### Records for the task
+ + + +
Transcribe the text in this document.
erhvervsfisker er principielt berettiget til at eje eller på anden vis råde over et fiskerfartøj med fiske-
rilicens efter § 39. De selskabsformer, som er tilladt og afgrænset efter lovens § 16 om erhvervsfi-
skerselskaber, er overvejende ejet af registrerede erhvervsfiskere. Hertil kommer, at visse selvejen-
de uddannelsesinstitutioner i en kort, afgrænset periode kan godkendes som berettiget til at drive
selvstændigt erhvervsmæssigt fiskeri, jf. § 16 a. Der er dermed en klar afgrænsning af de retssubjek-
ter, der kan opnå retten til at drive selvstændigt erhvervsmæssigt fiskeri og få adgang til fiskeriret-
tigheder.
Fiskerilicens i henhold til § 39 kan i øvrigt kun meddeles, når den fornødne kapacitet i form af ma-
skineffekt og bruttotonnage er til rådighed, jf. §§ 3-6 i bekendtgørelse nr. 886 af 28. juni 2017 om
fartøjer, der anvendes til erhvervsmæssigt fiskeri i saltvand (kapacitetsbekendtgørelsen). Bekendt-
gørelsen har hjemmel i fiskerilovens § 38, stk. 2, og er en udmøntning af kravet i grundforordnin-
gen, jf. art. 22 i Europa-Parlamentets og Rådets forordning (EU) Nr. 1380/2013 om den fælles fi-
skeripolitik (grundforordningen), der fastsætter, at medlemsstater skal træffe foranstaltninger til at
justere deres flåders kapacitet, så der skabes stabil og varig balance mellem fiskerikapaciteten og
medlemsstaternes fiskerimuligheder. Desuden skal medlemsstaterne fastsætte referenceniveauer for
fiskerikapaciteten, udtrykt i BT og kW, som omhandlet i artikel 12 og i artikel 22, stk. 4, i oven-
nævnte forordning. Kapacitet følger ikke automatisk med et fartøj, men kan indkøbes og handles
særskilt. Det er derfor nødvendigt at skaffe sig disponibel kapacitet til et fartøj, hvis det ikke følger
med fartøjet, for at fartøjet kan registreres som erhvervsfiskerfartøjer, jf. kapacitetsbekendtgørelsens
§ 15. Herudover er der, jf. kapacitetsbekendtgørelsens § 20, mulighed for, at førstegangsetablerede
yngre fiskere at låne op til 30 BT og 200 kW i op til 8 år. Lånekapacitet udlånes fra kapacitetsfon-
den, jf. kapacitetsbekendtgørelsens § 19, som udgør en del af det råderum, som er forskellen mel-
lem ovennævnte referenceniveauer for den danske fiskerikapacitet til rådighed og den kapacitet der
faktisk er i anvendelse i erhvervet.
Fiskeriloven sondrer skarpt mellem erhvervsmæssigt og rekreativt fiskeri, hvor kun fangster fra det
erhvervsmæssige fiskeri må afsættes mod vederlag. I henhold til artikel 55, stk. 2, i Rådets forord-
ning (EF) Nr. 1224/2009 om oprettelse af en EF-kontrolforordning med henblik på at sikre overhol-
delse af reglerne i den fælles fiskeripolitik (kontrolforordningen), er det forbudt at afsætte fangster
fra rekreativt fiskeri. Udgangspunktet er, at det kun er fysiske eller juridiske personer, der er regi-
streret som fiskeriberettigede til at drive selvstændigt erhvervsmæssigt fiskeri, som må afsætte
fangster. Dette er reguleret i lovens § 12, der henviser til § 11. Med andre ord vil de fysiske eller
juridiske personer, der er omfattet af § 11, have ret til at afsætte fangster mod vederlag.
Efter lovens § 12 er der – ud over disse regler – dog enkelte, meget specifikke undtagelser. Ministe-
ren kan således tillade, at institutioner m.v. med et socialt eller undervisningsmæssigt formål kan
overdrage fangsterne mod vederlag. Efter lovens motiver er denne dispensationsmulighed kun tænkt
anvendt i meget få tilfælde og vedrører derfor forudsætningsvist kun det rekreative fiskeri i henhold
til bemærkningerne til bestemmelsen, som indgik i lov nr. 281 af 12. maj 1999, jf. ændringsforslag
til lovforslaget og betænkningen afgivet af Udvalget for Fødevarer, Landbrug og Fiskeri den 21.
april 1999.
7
+ + + +
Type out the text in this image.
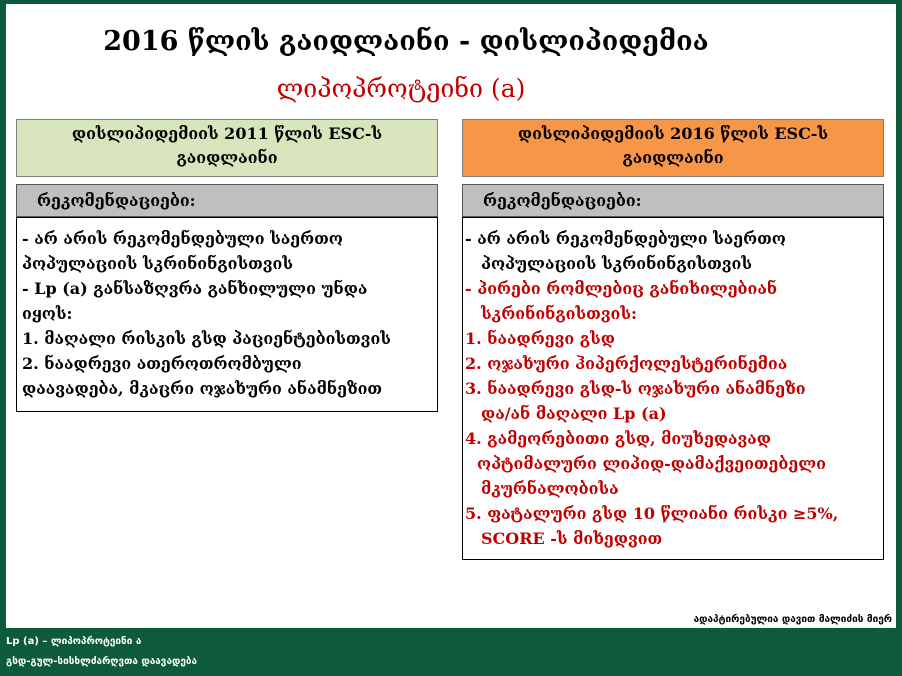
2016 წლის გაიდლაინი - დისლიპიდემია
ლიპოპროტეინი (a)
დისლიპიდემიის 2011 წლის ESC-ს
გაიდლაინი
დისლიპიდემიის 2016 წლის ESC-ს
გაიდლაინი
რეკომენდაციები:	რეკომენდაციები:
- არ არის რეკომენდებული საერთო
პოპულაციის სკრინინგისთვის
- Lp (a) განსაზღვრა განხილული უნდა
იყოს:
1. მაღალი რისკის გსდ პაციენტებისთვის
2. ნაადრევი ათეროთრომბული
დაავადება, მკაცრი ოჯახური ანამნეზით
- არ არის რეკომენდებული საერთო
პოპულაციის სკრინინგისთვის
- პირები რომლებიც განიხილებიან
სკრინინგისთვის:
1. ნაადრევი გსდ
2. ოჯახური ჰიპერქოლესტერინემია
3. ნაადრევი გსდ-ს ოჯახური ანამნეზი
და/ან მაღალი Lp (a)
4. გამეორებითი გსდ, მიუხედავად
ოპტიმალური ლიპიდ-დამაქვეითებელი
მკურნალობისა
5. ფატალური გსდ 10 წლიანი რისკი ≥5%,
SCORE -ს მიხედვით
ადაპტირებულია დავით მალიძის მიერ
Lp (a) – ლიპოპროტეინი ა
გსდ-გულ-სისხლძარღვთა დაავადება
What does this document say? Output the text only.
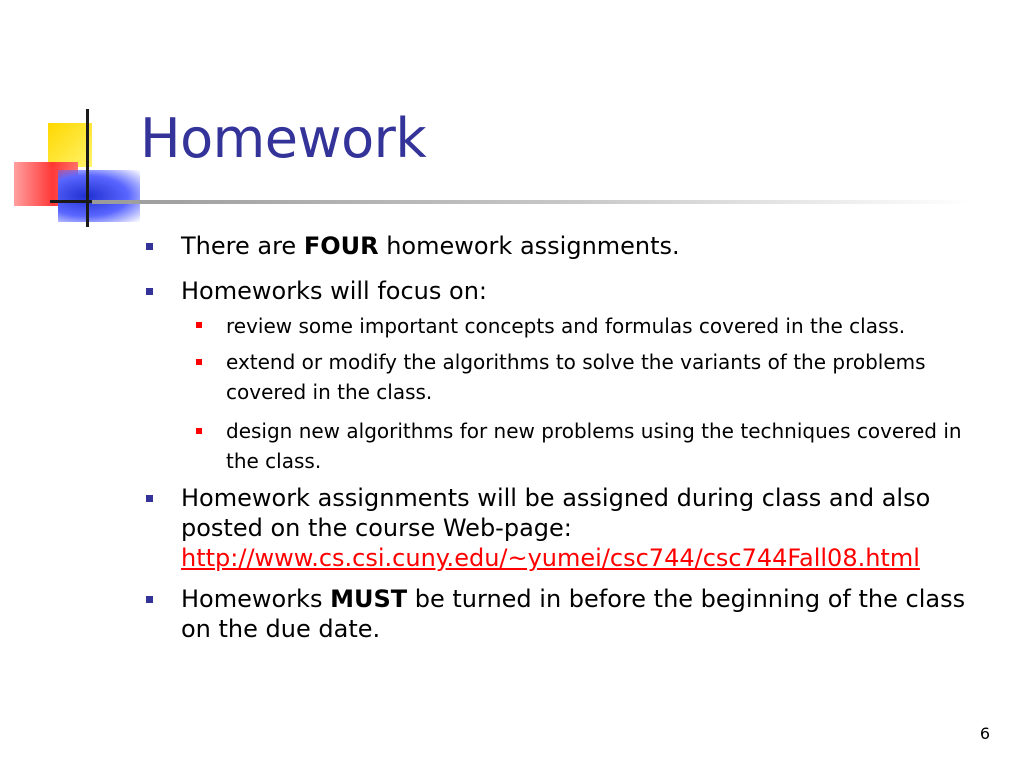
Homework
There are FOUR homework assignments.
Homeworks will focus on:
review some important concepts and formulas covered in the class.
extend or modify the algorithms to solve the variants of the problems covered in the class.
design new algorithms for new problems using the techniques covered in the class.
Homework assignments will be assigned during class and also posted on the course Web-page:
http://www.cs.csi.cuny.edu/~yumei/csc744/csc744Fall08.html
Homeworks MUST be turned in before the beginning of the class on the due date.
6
+ + + +
### Objective
Copy out each line of the records where the string "მაღალი" appears.

### Exercise output
1. მაღალი რისკის გსდ პაციენტებისთვის
და/ან მაღალი Lp (a)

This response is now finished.